### Task input

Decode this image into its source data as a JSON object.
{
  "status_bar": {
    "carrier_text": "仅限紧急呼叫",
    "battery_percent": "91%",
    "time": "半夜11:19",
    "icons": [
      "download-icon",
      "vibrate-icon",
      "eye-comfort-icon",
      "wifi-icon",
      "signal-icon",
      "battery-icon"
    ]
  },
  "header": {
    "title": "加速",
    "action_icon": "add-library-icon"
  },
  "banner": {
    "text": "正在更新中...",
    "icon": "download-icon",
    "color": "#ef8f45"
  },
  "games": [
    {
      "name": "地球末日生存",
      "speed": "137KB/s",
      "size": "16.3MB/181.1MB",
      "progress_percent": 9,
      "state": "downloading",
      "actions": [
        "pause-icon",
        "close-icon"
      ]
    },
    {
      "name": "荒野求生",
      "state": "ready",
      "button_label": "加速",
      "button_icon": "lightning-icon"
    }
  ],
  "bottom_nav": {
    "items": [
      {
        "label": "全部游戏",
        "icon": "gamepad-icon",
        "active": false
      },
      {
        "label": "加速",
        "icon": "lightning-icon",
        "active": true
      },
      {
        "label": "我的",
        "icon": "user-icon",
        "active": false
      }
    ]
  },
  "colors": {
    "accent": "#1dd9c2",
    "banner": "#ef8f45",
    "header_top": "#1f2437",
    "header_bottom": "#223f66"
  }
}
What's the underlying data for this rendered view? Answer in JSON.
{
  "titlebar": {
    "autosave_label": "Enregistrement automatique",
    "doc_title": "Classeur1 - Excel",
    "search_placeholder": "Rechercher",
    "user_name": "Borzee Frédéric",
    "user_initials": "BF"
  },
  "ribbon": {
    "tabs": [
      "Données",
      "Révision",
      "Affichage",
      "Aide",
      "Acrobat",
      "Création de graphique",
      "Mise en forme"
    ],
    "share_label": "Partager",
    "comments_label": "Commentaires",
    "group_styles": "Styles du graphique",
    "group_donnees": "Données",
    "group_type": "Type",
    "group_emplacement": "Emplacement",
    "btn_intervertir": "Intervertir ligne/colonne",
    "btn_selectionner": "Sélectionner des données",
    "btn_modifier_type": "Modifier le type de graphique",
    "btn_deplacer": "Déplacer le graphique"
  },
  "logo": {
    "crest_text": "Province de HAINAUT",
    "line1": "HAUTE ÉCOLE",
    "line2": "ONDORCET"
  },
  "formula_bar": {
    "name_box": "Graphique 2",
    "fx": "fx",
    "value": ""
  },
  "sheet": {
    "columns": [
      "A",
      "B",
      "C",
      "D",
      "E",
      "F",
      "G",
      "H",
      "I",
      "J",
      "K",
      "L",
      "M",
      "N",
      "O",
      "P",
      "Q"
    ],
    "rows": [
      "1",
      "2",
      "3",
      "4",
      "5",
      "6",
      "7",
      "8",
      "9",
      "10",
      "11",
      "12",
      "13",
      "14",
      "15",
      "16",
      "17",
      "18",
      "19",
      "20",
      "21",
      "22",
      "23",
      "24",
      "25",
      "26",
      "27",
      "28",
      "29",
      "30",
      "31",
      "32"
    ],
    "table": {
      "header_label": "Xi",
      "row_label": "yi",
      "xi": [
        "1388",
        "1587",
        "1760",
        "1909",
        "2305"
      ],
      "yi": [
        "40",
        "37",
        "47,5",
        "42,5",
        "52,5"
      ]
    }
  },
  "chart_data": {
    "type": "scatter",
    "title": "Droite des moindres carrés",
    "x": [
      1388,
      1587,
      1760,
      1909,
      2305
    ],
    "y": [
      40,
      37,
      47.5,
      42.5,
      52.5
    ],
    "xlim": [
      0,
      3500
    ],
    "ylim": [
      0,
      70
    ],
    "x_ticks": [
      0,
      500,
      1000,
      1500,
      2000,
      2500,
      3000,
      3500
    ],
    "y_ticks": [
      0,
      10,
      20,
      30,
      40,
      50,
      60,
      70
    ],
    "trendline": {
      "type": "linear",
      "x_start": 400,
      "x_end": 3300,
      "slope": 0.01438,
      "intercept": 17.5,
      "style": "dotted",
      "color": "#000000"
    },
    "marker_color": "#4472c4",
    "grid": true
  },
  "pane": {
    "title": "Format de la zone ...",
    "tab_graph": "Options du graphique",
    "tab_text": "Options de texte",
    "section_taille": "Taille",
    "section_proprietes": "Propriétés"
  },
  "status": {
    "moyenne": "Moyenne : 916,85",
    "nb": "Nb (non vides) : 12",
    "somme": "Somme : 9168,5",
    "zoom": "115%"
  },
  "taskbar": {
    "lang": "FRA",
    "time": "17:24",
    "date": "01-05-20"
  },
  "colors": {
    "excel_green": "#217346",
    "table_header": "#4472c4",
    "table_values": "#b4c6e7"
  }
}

### Task objective
Transcribe the full listing above without leaving anything out.

### The completed task
Decode this image into its source data as a JSON object.
{
  "status_bar": {
    "carrier_text": "仅限紧急呼叫",
    "battery_percent": "91%",
    "time": "半夜11:19",
    "icons": [
      "download-icon",
      "vibrate-icon",
      "eye-comfort-icon",
      "wifi-icon",
      "signal-icon",
      "battery-icon"
    ]
  },
  "header": {
    "title": "加速",
    "action_icon": "add-library-icon"
  },
  "banner": {
    "text": "正在更新中...",
    "icon": "download-icon",
    "color": "#ef8f45"
  },
  "games": [
    {
      "name": "地球末日生存",
      "speed": "137KB/s",
      "size": "16.3MB/181.1MB",
      "progress_percent": 9,
      "state": "downloading",
      "actions": [
        "pause-icon",
        "close-icon"
      ]
    },
    {
      "name": "荒野求生",
      "state": "ready",
      "button_label": "加速",
      "button_icon": "lightning-icon"
    }
  ],
  "bottom_nav": {
    "items": [
      {
        "label": "全部游戏",
        "icon": "gamepad-icon",
        "active": false
      },
      {
        "label": "加速",
        "icon": "lightning-icon",
        "active": true
      },
      {
        "label": "我的",
        "icon": "user-icon",
        "active": false
      }
    ]
  },
  "colors": {
    "accent": "#1dd9c2",
    "banner": "#ef8f45",
    "header_top": "#1f2437",
    "header_bottom": "#223f66"
  }
}
What's the underlying data for this rendered view? Answer in JSON.
{
  "titlebar": {
    "autosave_label": "Enregistrement automatique",
    "doc_title": "Classeur1 - Excel",
    "search_placeholder": "Rechercher",
    "user_name": "Borzee Frédéric",
    "user_initials": "BF"
  },
  "ribbon": {
    "tabs": [
      "Données",
      "Révision",
      "Affichage",
      "Aide",
      "Acrobat",
      "Création de graphique",
      "Mise en forme"
    ],
    "share_label": "Partager",
    "comments_label": "Commentaires",
    "group_styles": "Styles du graphique",
    "group_donnees": "Données",
    "group_type": "Type",
    "group_emplacement": "Emplacement",
    "btn_intervertir": "Intervertir ligne/colonne",
    "btn_selectionner": "Sélectionner des données",
    "btn_modifier_type": "Modifier le type de graphique",
    "btn_deplacer": "Déplacer le graphique"
  },
  "logo": {
    "crest_text": "Province de HAINAUT",
    "line1": "HAUTE ÉCOLE",
    "line2": "ONDORCET"
  },
  "formula_bar": {
    "name_box": "Graphique 2",
    "fx": "fx",
    "value": ""
  },
  "sheet": {
    "columns": [
      "A",
      "B",
      "C",
      "D",
      "E",
      "F",
      "G",
      "H",
      "I",
      "J",
      "K",
      "L",
      "M",
      "N",
      "O",
      "P",
      "Q"
    ],
    "rows": [
      "1",
      "2",
      "3",
      "4",
      "5",
      "6",
      "7",
      "8",
      "9",
      "10",
      "11",
      "12",
      "13",
      "14",
      "15",
      "16",
      "17",
      "18",
      "19",
      "20",
      "21",
      "22",
      "23",
      "24",
      "25",
      "26",
      "27",
      "28",
      "29",
      "30",
      "31",
      "32"
    ],
    "table": {
      "header_label": "Xi",
      "row_label": "yi",
      "xi": [
        "1388",
        "1587",
        "1760",
        "1909",
        "2305"
      ],
      "yi": [
        "40",
        "37",
        "47,5",
        "42,5",
        "52,5"
      ]
    }
  },
  "chart_data": {
    "type": "scatter",
    "title": "Droite des moindres carrés",
    "x": [
      1388,
      1587,
      1760,
      1909,
      2305
    ],
    "y": [
      40,
      37,
      47.5,
      42.5,
      52.5
    ],
    "xlim": [
      0,
      3500
    ],
    "ylim": [
      0,
      70
    ],
    "x_ticks": [
      0,
      500,
      1000,
      1500,
      2000,
      2500,
      3000,
      3500
    ],
    "y_ticks": [
      0,
      10,
      20,
      30,
      40,
      50,
      60,
      70
    ],
    "trendline": {
      "type": "linear",
      "x_start": 400,
      "x_end": 3300,
      "slope": 0.01438,
      "intercept": 17.5,
      "style": "dotted",
      "color": "#000000"
    },
    "marker_color": "#4472c4",
    "grid": true
  },
  "pane": {
    "title": "Format de la zone ...",
    "tab_graph": "Options du graphique",
    "tab_text": "Options de texte",
    "section_taille": "Taille",
    "section_proprietes": "Propriétés"
  },
  "status": {
    "moyenne": "Moyenne : 916,85",
    "nb": "Nb (non vides) : 12",
    "somme": "Somme : 9168,5",
    "zoom": "115%"
  },
  "taskbar": {
    "lang": "FRA",
    "time": "17:24",
    "date": "01-05-20"
  },
  "colors": {
    "excel_green": "#217346",
    "table_header": "#4472c4",
    "table_values": "#b4c6e7"
  }
}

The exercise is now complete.